### INPUT
--- START ---

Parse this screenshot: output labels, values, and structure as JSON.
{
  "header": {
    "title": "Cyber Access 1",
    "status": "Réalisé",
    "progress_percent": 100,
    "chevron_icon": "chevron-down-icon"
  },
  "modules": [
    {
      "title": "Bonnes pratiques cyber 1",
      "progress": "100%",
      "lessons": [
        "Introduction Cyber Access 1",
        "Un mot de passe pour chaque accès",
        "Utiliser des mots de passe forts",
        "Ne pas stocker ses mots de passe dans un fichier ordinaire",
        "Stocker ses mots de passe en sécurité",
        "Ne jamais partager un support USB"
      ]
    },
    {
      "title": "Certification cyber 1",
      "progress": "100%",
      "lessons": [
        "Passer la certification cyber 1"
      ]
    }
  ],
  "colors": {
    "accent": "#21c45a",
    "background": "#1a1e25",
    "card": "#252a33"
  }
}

--- END ---

### EXERCISE DETAILS
Each record above should be output again exactly.

### EXPECTED ANSWER
Parse this screenshot: output labels, values, and structure as JSON.
{
  "header": {
    "title": "Cyber Access 1",
    "status": "Réalisé",
    "progress_percent": 100,
    "chevron_icon": "chevron-down-icon"
  },
  "modules": [
    {
      "title": "Bonnes pratiques cyber 1",
      "progress": "100%",
      "lessons": [
        "Introduction Cyber Access 1",
        "Un mot de passe pour chaque accès",
        "Utiliser des mots de passe forts",
        "Ne pas stocker ses mots de passe dans un fichier ordinaire",
        "Stocker ses mots de passe en sécurité",
        "Ne jamais partager un support USB"
      ]
    },
    {
      "title": "Certification cyber 1",
      "progress": "100%",
      "lessons": [
        "Passer la certification cyber 1"
      ]
    }
  ],
  "colors": {
    "accent": "#21c45a",
    "background": "#1a1e25",
    "card": "#252a33"
  }
}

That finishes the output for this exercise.